◆ Written exercise
In the material below, list every line carrying the string "this".

-- Begin --

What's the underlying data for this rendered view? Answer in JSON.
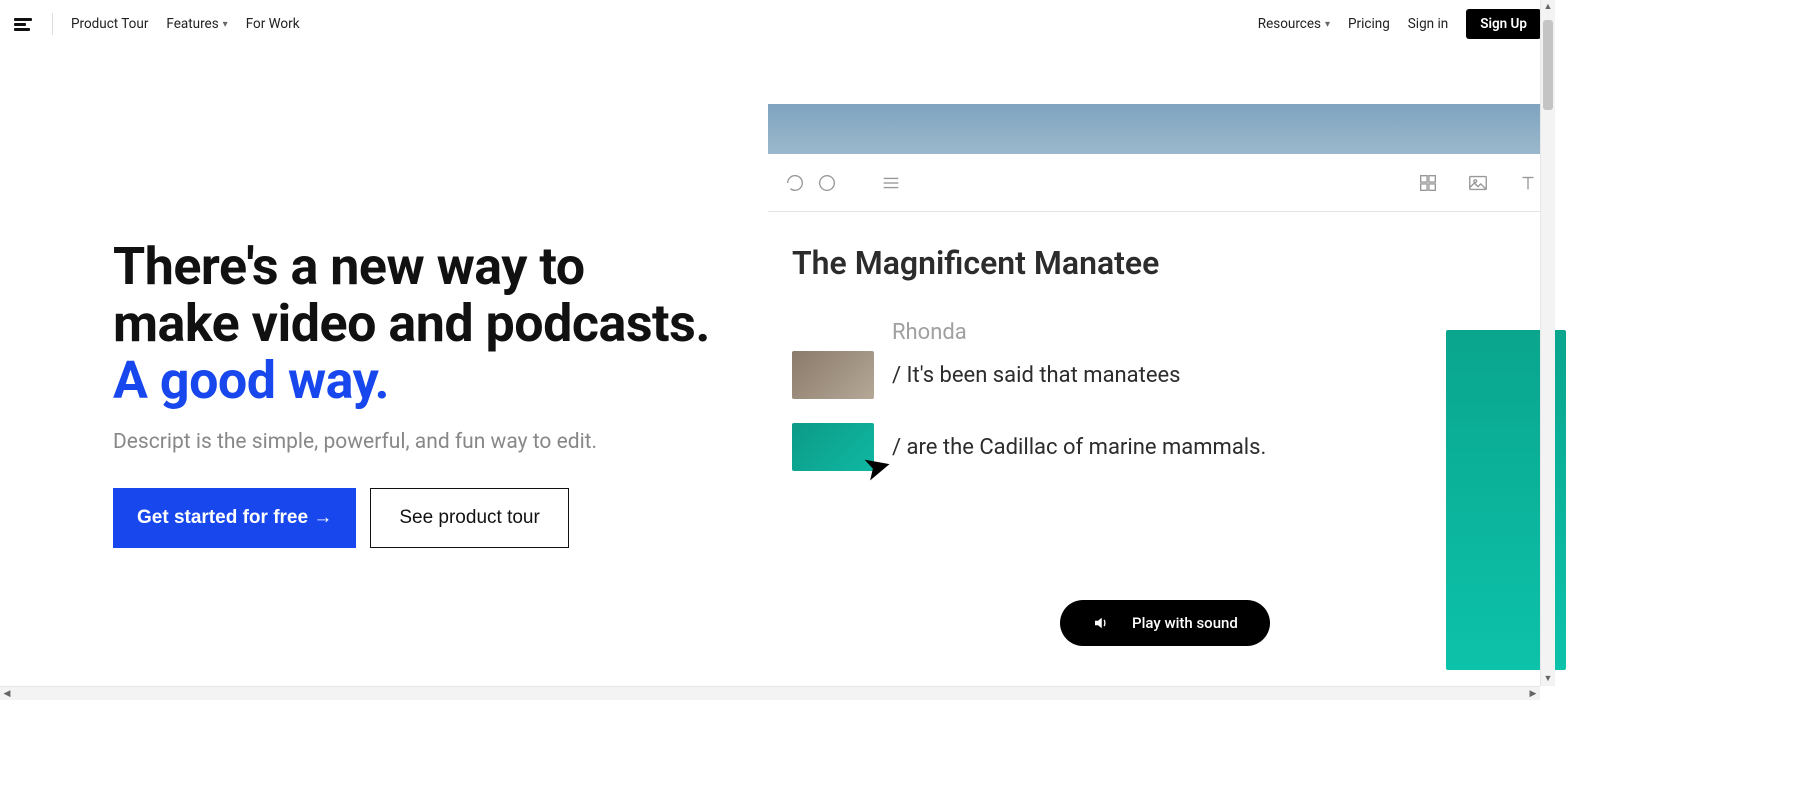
{
  "nav": {
    "product_tour": "Product Tour",
    "features": "Features",
    "for_work": "For Work",
    "resources": "Resources",
    "pricing": "Pricing",
    "sign_in": "Sign in",
    "sign_up": "Sign Up"
  },
  "hero": {
    "headline_a": "There's a new way to make video and podcasts. ",
    "headline_b": "A good way.",
    "subhead": "Descript is the simple, powerful, and fun way to edit.",
    "cta_primary": "Get started for free →",
    "cta_secondary": "See product tour"
  },
  "demo": {
    "title": "The Magnificent Manatee",
    "speaker": "Rhonda",
    "line1": "/ It's been said that manatees",
    "line2": "/ are the Cadillac of marine mammals."
  },
  "play": {
    "label": "Play with sound"
  }
}
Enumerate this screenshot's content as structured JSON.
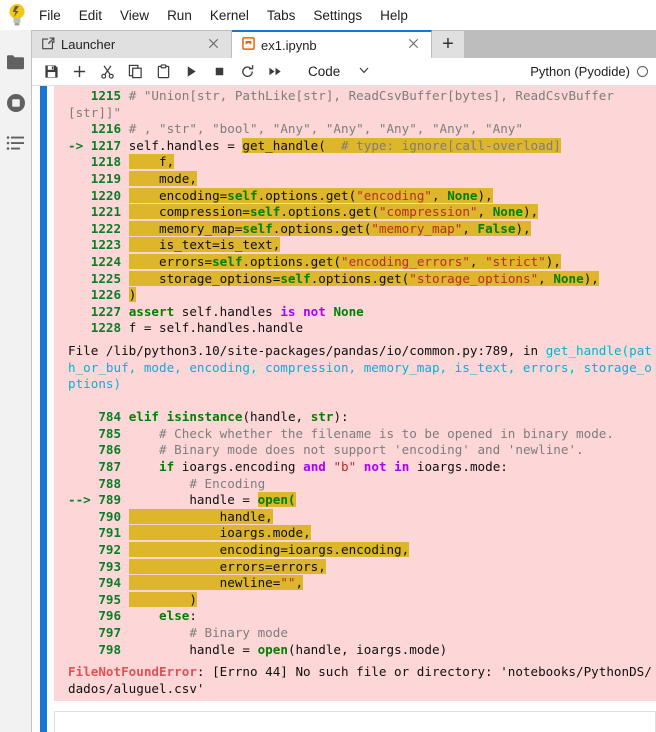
{
  "app": {
    "logo_icon": "jupyter-logo-icon",
    "menus": [
      "File",
      "Edit",
      "View",
      "Run",
      "Kernel",
      "Tabs",
      "Settings",
      "Help"
    ]
  },
  "sidebar": {
    "items": [
      {
        "name": "file-browser",
        "icon": "folder-icon"
      },
      {
        "name": "running-kernels",
        "icon": "stop-circle-icon"
      },
      {
        "name": "table-of-contents",
        "icon": "list-icon"
      }
    ]
  },
  "tabs": [
    {
      "label": "Launcher",
      "icon": "launcher-icon",
      "active": false,
      "close_icon": "close-icon"
    },
    {
      "label": "ex1.ipynb",
      "icon": "notebook-icon",
      "active": true,
      "close_icon": "close-icon"
    }
  ],
  "new_tab_label": "+",
  "toolbar": {
    "buttons": [
      {
        "name": "save-button",
        "icon": "save-icon"
      },
      {
        "name": "insert-cell-button",
        "icon": "plus-icon"
      },
      {
        "name": "cut-cell-button",
        "icon": "scissors-icon"
      },
      {
        "name": "copy-cell-button",
        "icon": "copy-icon"
      },
      {
        "name": "paste-cell-button",
        "icon": "clipboard-icon"
      },
      {
        "name": "run-cell-button",
        "icon": "play-icon"
      },
      {
        "name": "interrupt-kernel-button",
        "icon": "stop-icon"
      },
      {
        "name": "restart-kernel-button",
        "icon": "restart-icon"
      },
      {
        "name": "restart-and-run-all-button",
        "icon": "fast-forward-icon"
      }
    ],
    "cell_type": "Code",
    "cell_type_chevron": "chevron-down-icon",
    "kernel_name": "Python (Pyodide)",
    "kernel_status_icon": "kernel-idle-circle-icon"
  },
  "output": {
    "traceback_blocks": [
      {
        "id": "block-1",
        "lines": [
          {
            "marker": "",
            "num": "1215",
            "segments": [
              {
                "t": "# \"Union[str, PathLike[str], ReadCsvBuffer[bytes], ReadCsvBuffer",
                "c": "cmt"
              }
            ]
          },
          {
            "marker": "",
            "num": "",
            "nopad": true,
            "segments": [
              {
                "t": "[str]]\"",
                "c": "cmt"
              }
            ]
          },
          {
            "marker": "",
            "num": "1216",
            "segments": [
              {
                "t": "# , \"str\", \"bool\", \"Any\", \"Any\", \"Any\", \"Any\", \"Any\"",
                "c": "cmt"
              }
            ]
          },
          {
            "marker": "->",
            "num": "1217",
            "segments": [
              {
                "t": "self.handles = ",
                "c": "plain"
              },
              {
                "t": "get_handle(  ",
                "c": "plain hl"
              },
              {
                "t": "# type: ignore[call-overload]",
                "c": "cmt hl"
              }
            ]
          },
          {
            "marker": "",
            "num": "1218",
            "segments": [
              {
                "t": "    f,",
                "c": "plain hl"
              }
            ]
          },
          {
            "marker": "",
            "num": "1219",
            "segments": [
              {
                "t": "    mode,",
                "c": "plain hl"
              }
            ]
          },
          {
            "marker": "",
            "num": "1220",
            "segments": [
              {
                "t": "    encoding=",
                "c": "plain hl"
              },
              {
                "t": "self",
                "c": "kw hl"
              },
              {
                "t": ".options.get(",
                "c": "plain hl"
              },
              {
                "t": "\"encoding\"",
                "c": "str hl"
              },
              {
                "t": ", ",
                "c": "plain hl"
              },
              {
                "t": "None",
                "c": "kw hl"
              },
              {
                "t": "),",
                "c": "plain hl"
              }
            ]
          },
          {
            "marker": "",
            "num": "1221",
            "segments": [
              {
                "t": "    compression=",
                "c": "plain hl"
              },
              {
                "t": "self",
                "c": "kw hl"
              },
              {
                "t": ".options.get(",
                "c": "plain hl"
              },
              {
                "t": "\"compression\"",
                "c": "str hl"
              },
              {
                "t": ", ",
                "c": "plain hl"
              },
              {
                "t": "None",
                "c": "kw hl"
              },
              {
                "t": "),",
                "c": "plain hl"
              }
            ]
          },
          {
            "marker": "",
            "num": "1222",
            "segments": [
              {
                "t": "    memory_map=",
                "c": "plain hl"
              },
              {
                "t": "self",
                "c": "kw hl"
              },
              {
                "t": ".options.get(",
                "c": "plain hl"
              },
              {
                "t": "\"memory_map\"",
                "c": "str hl"
              },
              {
                "t": ", ",
                "c": "plain hl"
              },
              {
                "t": "False",
                "c": "kw hl"
              },
              {
                "t": "),",
                "c": "plain hl"
              }
            ]
          },
          {
            "marker": "",
            "num": "1223",
            "segments": [
              {
                "t": "    is_text=is_text,",
                "c": "plain hl"
              }
            ]
          },
          {
            "marker": "",
            "num": "1224",
            "segments": [
              {
                "t": "    errors=",
                "c": "plain hl"
              },
              {
                "t": "self",
                "c": "kw hl"
              },
              {
                "t": ".options.get(",
                "c": "plain hl"
              },
              {
                "t": "\"encoding_errors\"",
                "c": "str hl"
              },
              {
                "t": ", ",
                "c": "plain hl"
              },
              {
                "t": "\"strict\"",
                "c": "str hl"
              },
              {
                "t": "),",
                "c": "plain hl"
              }
            ]
          },
          {
            "marker": "",
            "num": "1225",
            "segments": [
              {
                "t": "    storage_options=",
                "c": "plain hl"
              },
              {
                "t": "self",
                "c": "kw hl"
              },
              {
                "t": ".options.get(",
                "c": "plain hl"
              },
              {
                "t": "\"storage_options\"",
                "c": "str hl"
              },
              {
                "t": ", ",
                "c": "plain hl"
              },
              {
                "t": "None",
                "c": "kw hl"
              },
              {
                "t": "),",
                "c": "plain hl"
              }
            ]
          },
          {
            "marker": "",
            "num": "1226",
            "segments": [
              {
                "t": ")",
                "c": "plain hl"
              }
            ]
          },
          {
            "marker": "",
            "num": "1227",
            "segments": [
              {
                "t": "assert",
                "c": "kw"
              },
              {
                "t": " self.handles ",
                "c": "plain"
              },
              {
                "t": "is not",
                "c": "kw2"
              },
              {
                "t": " ",
                "c": "plain"
              },
              {
                "t": "None",
                "c": "kw"
              }
            ]
          },
          {
            "marker": "",
            "num": "1228",
            "segments": [
              {
                "t": "f = self.handles.handle",
                "c": "plain"
              }
            ]
          }
        ]
      },
      {
        "id": "block-2",
        "file_line": [
          {
            "t": "File ",
            "c": "plain"
          },
          {
            "t": "/lib/python3.10/site-packages/pandas/io/common.py:789",
            "c": "plain"
          },
          {
            "t": ", in ",
            "c": "plain"
          },
          {
            "t": "get_handle(path_or_buf, mode, encoding, compression, memory_map, is_text, errors, storage_options)",
            "c": "cyan"
          }
        ],
        "lines": [
          {
            "marker": "",
            "num": "784",
            "segments": [
              {
                "t": "elif",
                "c": "kw"
              },
              {
                "t": " ",
                "c": "plain"
              },
              {
                "t": "isinstance",
                "c": "bi"
              },
              {
                "t": "(handle, ",
                "c": "plain"
              },
              {
                "t": "str",
                "c": "bi"
              },
              {
                "t": "):",
                "c": "plain"
              }
            ]
          },
          {
            "marker": "",
            "num": "785",
            "segments": [
              {
                "t": "    # Check whether the filename is to be opened in binary mode.",
                "c": "cmt"
              }
            ]
          },
          {
            "marker": "",
            "num": "786",
            "segments": [
              {
                "t": "    # Binary mode does not support 'encoding' and 'newline'.",
                "c": "cmt"
              }
            ]
          },
          {
            "marker": "",
            "num": "787",
            "segments": [
              {
                "t": "    ",
                "c": "plain"
              },
              {
                "t": "if",
                "c": "kw"
              },
              {
                "t": " ioargs.encoding ",
                "c": "plain"
              },
              {
                "t": "and",
                "c": "kw2"
              },
              {
                "t": " ",
                "c": "plain"
              },
              {
                "t": "\"b\"",
                "c": "str"
              },
              {
                "t": " ",
                "c": "plain"
              },
              {
                "t": "not in",
                "c": "kw2"
              },
              {
                "t": " ioargs.mode:",
                "c": "plain"
              }
            ]
          },
          {
            "marker": "",
            "num": "788",
            "segments": [
              {
                "t": "        # Encoding",
                "c": "cmt"
              }
            ]
          },
          {
            "marker": "-->",
            "num": "789",
            "segments": [
              {
                "t": "        handle = ",
                "c": "plain"
              },
              {
                "t": "open(",
                "c": "kw hl"
              }
            ]
          },
          {
            "marker": "",
            "num": "790",
            "segments": [
              {
                "t": "            handle,",
                "c": "plain hl"
              }
            ]
          },
          {
            "marker": "",
            "num": "791",
            "segments": [
              {
                "t": "            ioargs.mode,",
                "c": "plain hl"
              }
            ]
          },
          {
            "marker": "",
            "num": "792",
            "segments": [
              {
                "t": "            encoding=ioargs.encoding,",
                "c": "plain hl"
              }
            ]
          },
          {
            "marker": "",
            "num": "793",
            "segments": [
              {
                "t": "            errors=errors,",
                "c": "plain hl"
              }
            ]
          },
          {
            "marker": "",
            "num": "794",
            "segments": [
              {
                "t": "            newline=",
                "c": "plain hl"
              },
              {
                "t": "\"\"",
                "c": "str hl"
              },
              {
                "t": ",",
                "c": "plain hl"
              }
            ]
          },
          {
            "marker": "",
            "num": "795",
            "segments": [
              {
                "t": "        )",
                "c": "plain hl"
              }
            ]
          },
          {
            "marker": "",
            "num": "796",
            "segments": [
              {
                "t": "    ",
                "c": "plain"
              },
              {
                "t": "else",
                "c": "kw"
              },
              {
                "t": ":",
                "c": "plain"
              }
            ]
          },
          {
            "marker": "",
            "num": "797",
            "segments": [
              {
                "t": "        # Binary mode",
                "c": "cmt"
              }
            ]
          },
          {
            "marker": "",
            "num": "798",
            "segments": [
              {
                "t": "        handle = ",
                "c": "plain"
              },
              {
                "t": "open",
                "c": "kw"
              },
              {
                "t": "(handle, ioargs.mode)",
                "c": "plain"
              }
            ]
          }
        ]
      }
    ],
    "error": {
      "type": "FileNotFoundError",
      "message": ": [Errno 44] No such file or directory: 'notebooks/PythonDS/dados/aluguel.csv'"
    }
  },
  "colors": {
    "highlight": "#ddb62b",
    "error_bg": "#fdd7d7",
    "accent_blue": "#1976d2",
    "notebook_orange": "#e8610a",
    "logo_yellow": "#f2c811"
  }
}
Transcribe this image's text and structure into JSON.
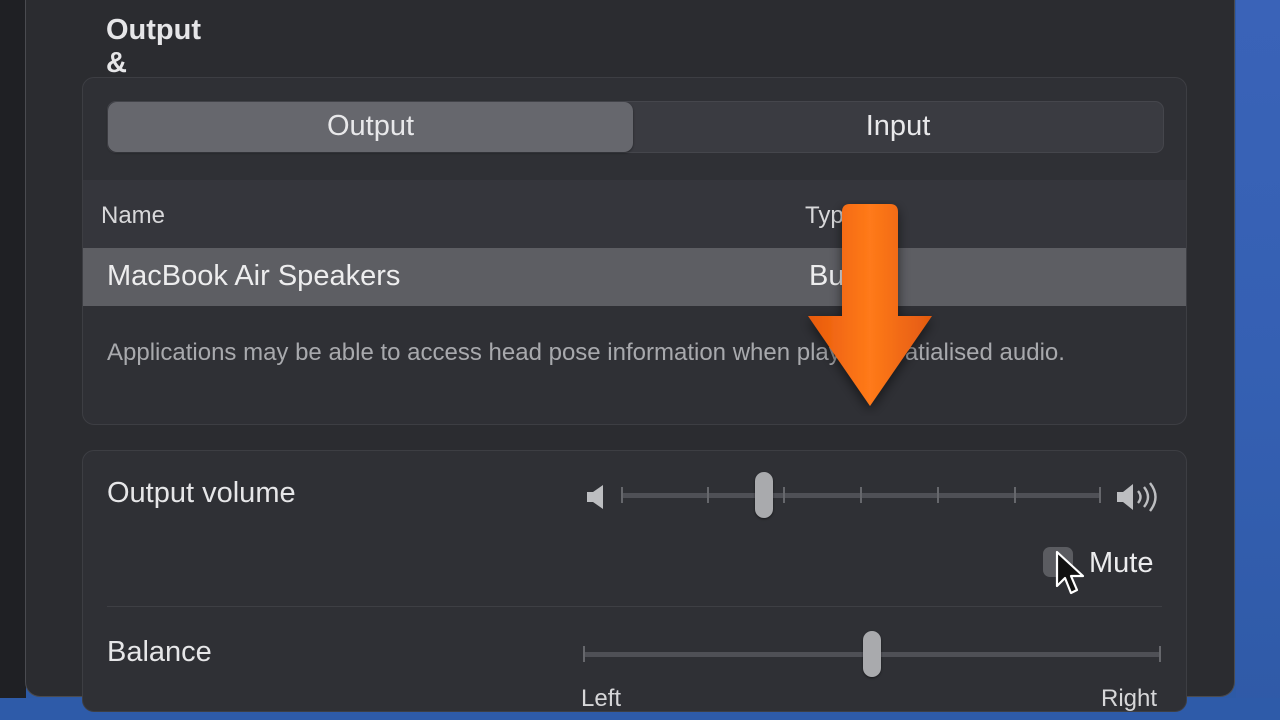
{
  "section": {
    "title": "Output & Input"
  },
  "tabs": [
    {
      "label": "Output",
      "selected": true
    },
    {
      "label": "Input",
      "selected": false
    }
  ],
  "table": {
    "headers": {
      "name": "Name",
      "type": "Type"
    },
    "rows": [
      {
        "name": "MacBook Air Speakers",
        "type": "Built-in",
        "selected": true
      }
    ]
  },
  "note": "Applications may be able to access head pose information when playing spatialised audio.",
  "output_volume": {
    "label": "Output volume",
    "level_fraction": 0.28
  },
  "mute": {
    "label": "Mute",
    "checked": false
  },
  "balance": {
    "label": "Balance",
    "left_label": "Left",
    "right_label": "Right",
    "position_fraction": 0.5
  },
  "annotation": {
    "arrow_color": "#f26a12"
  },
  "icons": [
    "speaker-low-icon",
    "speaker-high-icon",
    "cursor-icon",
    "down-arrow-icon"
  ]
}
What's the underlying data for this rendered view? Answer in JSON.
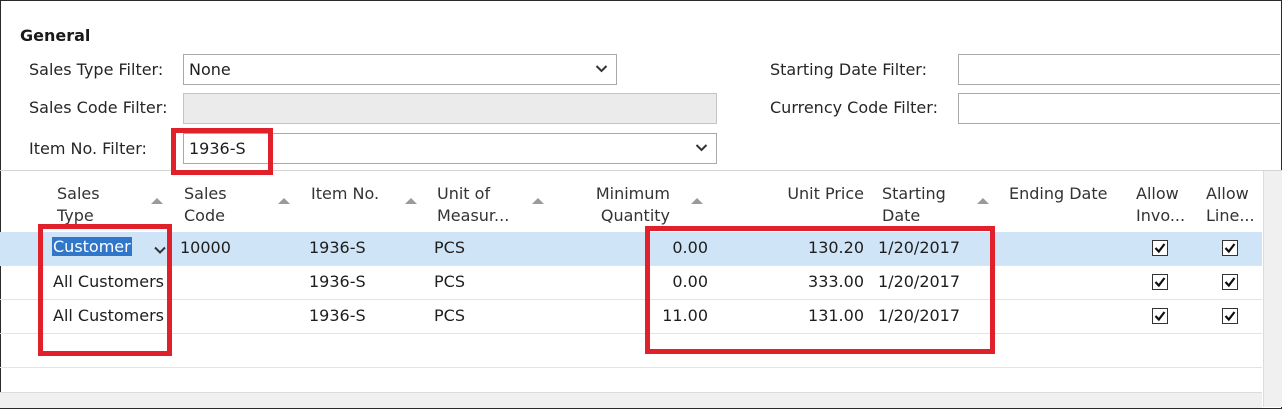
{
  "section": {
    "title": "General"
  },
  "filters": {
    "sales_type": {
      "label": "Sales Type Filter:",
      "value": "None"
    },
    "sales_code": {
      "label": "Sales Code Filter:",
      "value": ""
    },
    "item_no": {
      "label": "Item No. Filter:",
      "value": "1936-S"
    },
    "starting_date": {
      "label": "Starting Date Filter:",
      "value": ""
    },
    "currency_code": {
      "label": "Currency Code Filter:",
      "value": ""
    }
  },
  "columns": {
    "sales_type": {
      "line1": "Sales",
      "line2": "Type"
    },
    "sales_code": {
      "line1": "Sales",
      "line2": "Code"
    },
    "item_no": {
      "line1": "Item No.",
      "line2": ""
    },
    "uom": {
      "line1": "Unit of",
      "line2": "Measur..."
    },
    "min_qty": {
      "line1": "Minimum",
      "line2": "Quantity"
    },
    "unit_price": {
      "line1": "Unit Price",
      "line2": ""
    },
    "starting_date": {
      "line1": "Starting",
      "line2": "Date"
    },
    "ending_date": {
      "line1": "Ending Date",
      "line2": ""
    },
    "allow_inv": {
      "line1": "Allow",
      "line2": "Invo..."
    },
    "allow_line": {
      "line1": "Allow",
      "line2": "Line..."
    }
  },
  "rows": [
    {
      "sales_type": "Customer",
      "sales_code": "10000",
      "item_no": "1936-S",
      "uom": "PCS",
      "min_qty": "0.00",
      "unit_price": "130.20",
      "starting_date": "1/20/2017",
      "ending_date": "",
      "allow_inv": true,
      "allow_line": true
    },
    {
      "sales_type": "All Customers",
      "sales_code": "",
      "item_no": "1936-S",
      "uom": "PCS",
      "min_qty": "0.00",
      "unit_price": "333.00",
      "starting_date": "1/20/2017",
      "ending_date": "",
      "allow_inv": true,
      "allow_line": true
    },
    {
      "sales_type": "All Customers",
      "sales_code": "",
      "item_no": "1936-S",
      "uom": "PCS",
      "min_qty": "11.00",
      "unit_price": "131.00",
      "starting_date": "1/20/2017",
      "ending_date": "",
      "allow_inv": true,
      "allow_line": true
    }
  ],
  "colors": {
    "highlight": "#e0202a",
    "selected_row": "#cfe4f6",
    "selected_text": "#3177c9"
  }
}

-- End --

◆ Solution to the problem
What's the underlying data for this rendered view? Answer in JSON.
Enumerate this screenshot's content as structured JSON.
Transcribe this image's text and structure into JSON.
What's the underlying data for this rendered view? Answer in JSON.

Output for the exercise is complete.